### WHAT YOU NEED TO DO
1. According to the Wordle hints page, what is the only vowel in the answer word?
2. Reproduce the stretch of the Wordle hints page from "Still uncertain? Let's" through "to describe pets.", replacing "spicy" with "fragrant".

### DOCUMENT
============================================================
Today's Wordle Answer #647 - March 28, 2023 Solution And Hints

Today's Wordle answer is a verb that depicts agitation or urgency, which are both emotions you're probably feeling if you're struggling to solve the puzzle while you're running out of attempts. But as always, we're here to save the day and your streak. We'll share a few hints that should make the answer clear to you, and to preserve the thrill of the game, we keep them as subtle and engaging as possible. However, if you're not in the mood for brain-teasing, or you no longer have the luxury of trial and error, you can skip ahead to the second section where we reveal the solution word without teasers.

The word you're looking for is a popular one. It's a noun but it can also function as a verb, and it describes a haste or hustle induced by a need to speed things up. The word has only one vowel, U, and its third letter is also repeated as the fourth. It almost rhymes with "early," although if you're ever early, you wouldn't have to use today's answer word.

Still uncertain? Let's look at some more clues that could help turn on the light bulb before we disclose the answer. You could replace the first letter of the word with C to create the name of a spicy Indian dish or an NBA player. If you replace it with an F instead, you'd have an adjective that people typically use to describe pets.
============================================================
### LISTED ENTRIES
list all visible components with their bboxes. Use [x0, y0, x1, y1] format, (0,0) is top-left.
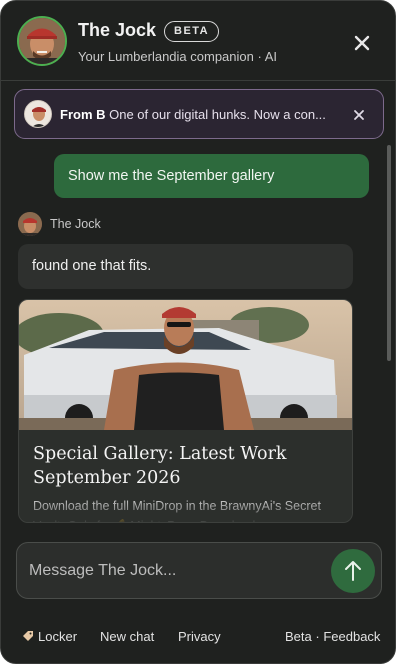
tag-icon — [23, 631, 33, 641]
chat-window: The Jock BETA Your Lumberlandia companio… — [0, 0, 396, 664]
chat-subtitle: Your Lumberlandia companion · AI — [78, 49, 277, 64]
user-message: Show me the September gallery — [54, 154, 369, 198]
scrollbar[interactable] — [387, 145, 391, 361]
message-input[interactable] — [29, 555, 329, 587]
gallery-card[interactable]: Special Gallery: Latest Work September 2… — [18, 299, 353, 523]
locker-label: Locker — [38, 629, 78, 644]
chat-title: The Jock — [78, 20, 157, 40]
footer-separator: · — [315, 629, 320, 644]
beta-badge: BETA — [164, 21, 220, 42]
card-title: Special Gallery: Latest Work September 2… — [33, 444, 287, 488]
notification-sender: From B — [60, 107, 106, 122]
bot-name: The Jock — [50, 217, 101, 231]
locker-link[interactable]: Locker — [22, 629, 77, 644]
sender-avatar — [24, 100, 52, 128]
notification-banner[interactable]: From B One of our digital hunks. Now a c… — [14, 89, 384, 139]
notification-text: From B One of our digital hunks. Now a c… — [60, 107, 345, 122]
privacy-link[interactable]: Privacy — [178, 629, 221, 644]
gallery-image — [19, 300, 352, 430]
notification-message: One of our digital hunks. Now a con... — [109, 107, 326, 122]
bot-message: found one that fits. — [18, 244, 353, 289]
composer — [16, 542, 382, 599]
close-icon[interactable] — [350, 31, 374, 55]
chat-header: The Jock BETA Your Lumberlandia companio… — [1, 1, 395, 81]
new-chat-link[interactable]: New chat — [100, 629, 154, 644]
send-button[interactable] — [331, 549, 375, 593]
jock-avatar — [17, 16, 67, 66]
card-fade — [19, 500, 352, 522]
arrow-up-icon — [345, 561, 361, 581]
footer: Locker New chat Privacy Beta · Feedback — [1, 621, 395, 651]
beta-feedback: Beta · Feedback — [285, 629, 380, 644]
beta-label: Beta — [285, 629, 312, 644]
bot-avatar — [18, 212, 42, 236]
feedback-link[interactable]: Feedback — [323, 629, 380, 644]
dismiss-notification-icon[interactable] — [351, 107, 367, 123]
============================================================
### THE RESPONSES
1. U

2.
Still uncertain? Let's look at some more clues that could help turn on the light bulb before we disclose the answer. You could replace the first letter of the word with C to create the name of a fragrant Indian dish or an NBA player. If you replace it with an F instead, you'd have an adjective that people typically use to describe pets.